## start
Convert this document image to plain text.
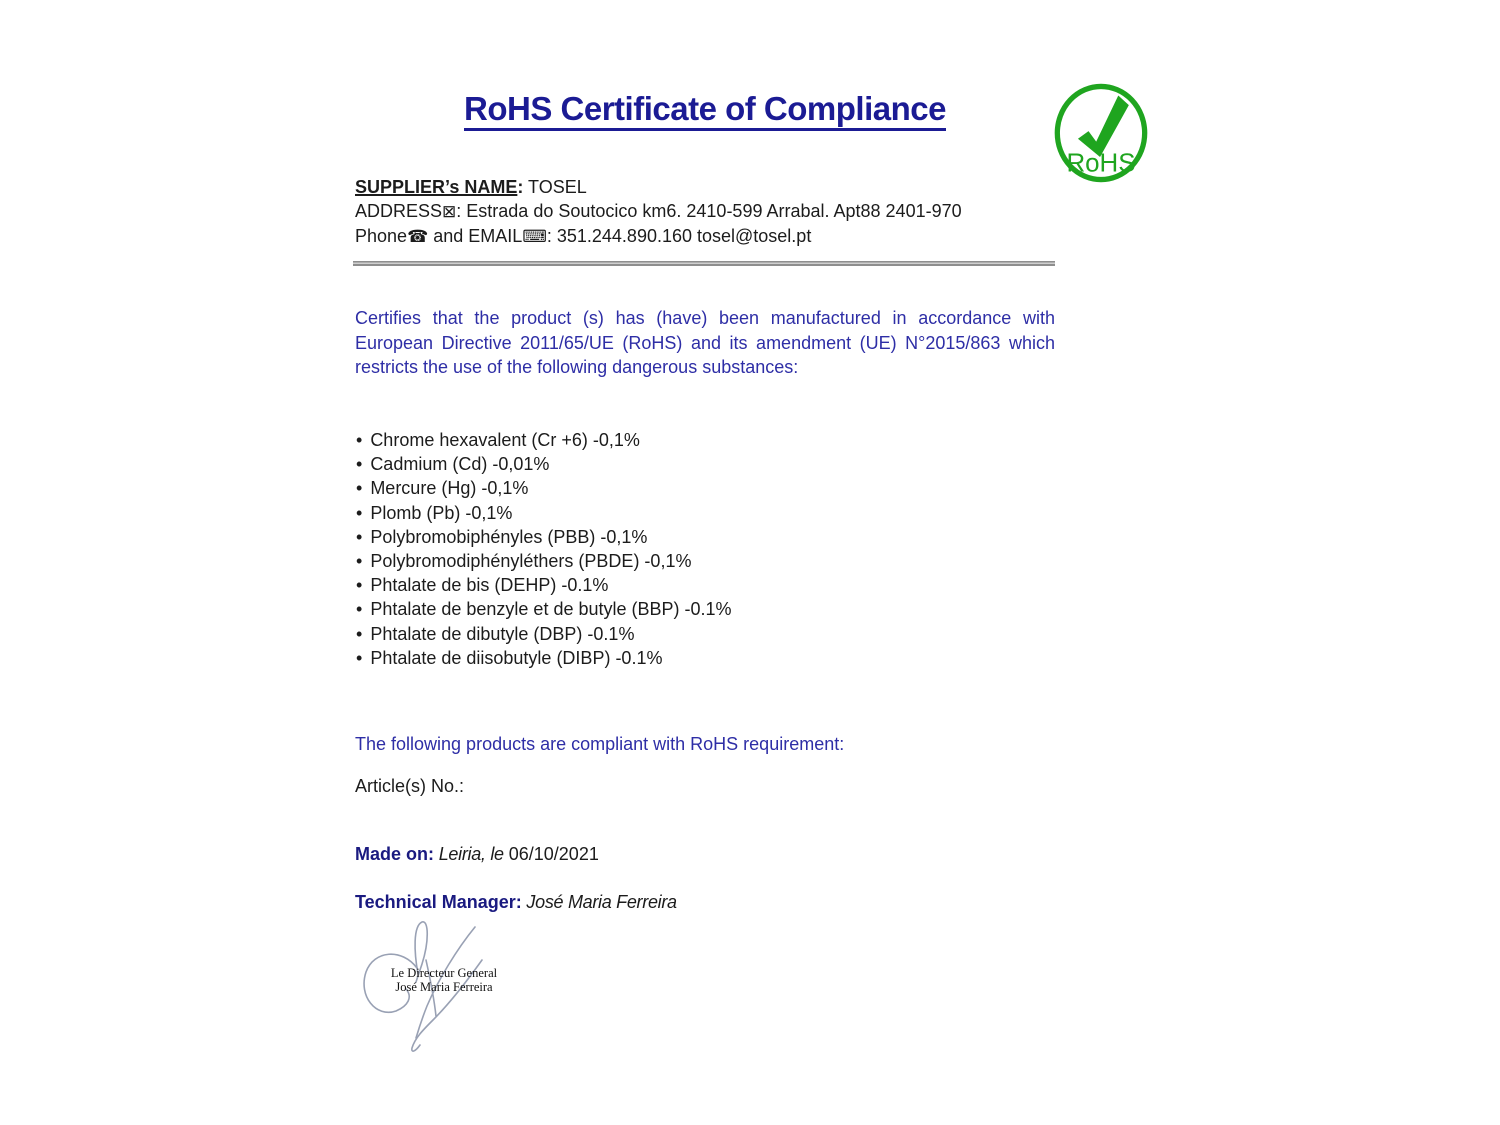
RoHS Certificate of Compliance
RoHS
SUPPLIER’s NAME: TOSEL
ADDRESS⊠: Estrada do Soutocico km6. 2410-599 Arrabal. Apt88 2401-970
Phone☎ and EMAIL⌨: 351.244.890.160 tosel@tosel.pt
Certifies that the product (s) has (have) been manufactured in accordance with European Directive 2011/65/UE (RoHS) and its amendment (UE) N°2015/863 which restricts the use of the following dangerous substances:
• Chrome hexavalent (Cr +6) -0,1%
• Cadmium (Cd) -0,01%
• Mercure (Hg) -0,1%
• Plomb (Pb) -0,1%
• Polybromobiphényles (PBB) -0,1%
• Polybromodiphényléthers (PBDE) -0,1%
• Phtalate de bis (DEHP) -0.1%
• Phtalate de benzyle et de butyle (BBP) -0.1%
• Phtalate de dibutyle (DBP) -0.1%
• Phtalate de diisobutyle (DIBP) -0.1%
The following products are compliant with RoHS requirement:
Article(s) No.:
Made on: Leiria, le 06/10/2021
Technical Manager: José Maria Ferreira
Le Directeur General
José Maria Ferreira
## end
*STATED TASK*:
In the copy, include all records verbatim but no images.

*EXERCISE RESPONSE*:
Convert this document image to plain text.
RoHS Certificate of Compliance
RoHS
SUPPLIER’s NAME: TOSEL
ADDRESS⊠: Estrada do Soutocico km6. 2410-599 Arrabal. Apt88 2401-970
Phone☎ and EMAIL⌨: 351.244.890.160 tosel@tosel.pt
Certifies that the product (s) has (have) been manufactured in accordance with European Directive 2011/65/UE (RoHS) and its amendment (UE) N°2015/863 which restricts the use of the following dangerous substances:
• Chrome hexavalent (Cr +6) -0,1%
• Cadmium (Cd) -0,01%
• Mercure (Hg) -0,1%
• Plomb (Pb) -0,1%
• Polybromobiphényles (PBB) -0,1%
• Polybromodiphényléthers (PBDE) -0,1%
• Phtalate de bis (DEHP) -0.1%
• Phtalate de benzyle et de butyle (BBP) -0.1%
• Phtalate de dibutyle (DBP) -0.1%
• Phtalate de diisobutyle (DIBP) -0.1%
The following products are compliant with RoHS requirement:
Article(s) No.:
Made on: Leiria, le 06/10/2021
Technical Manager: José Maria Ferreira
Le Directeur General
José Maria Ferreira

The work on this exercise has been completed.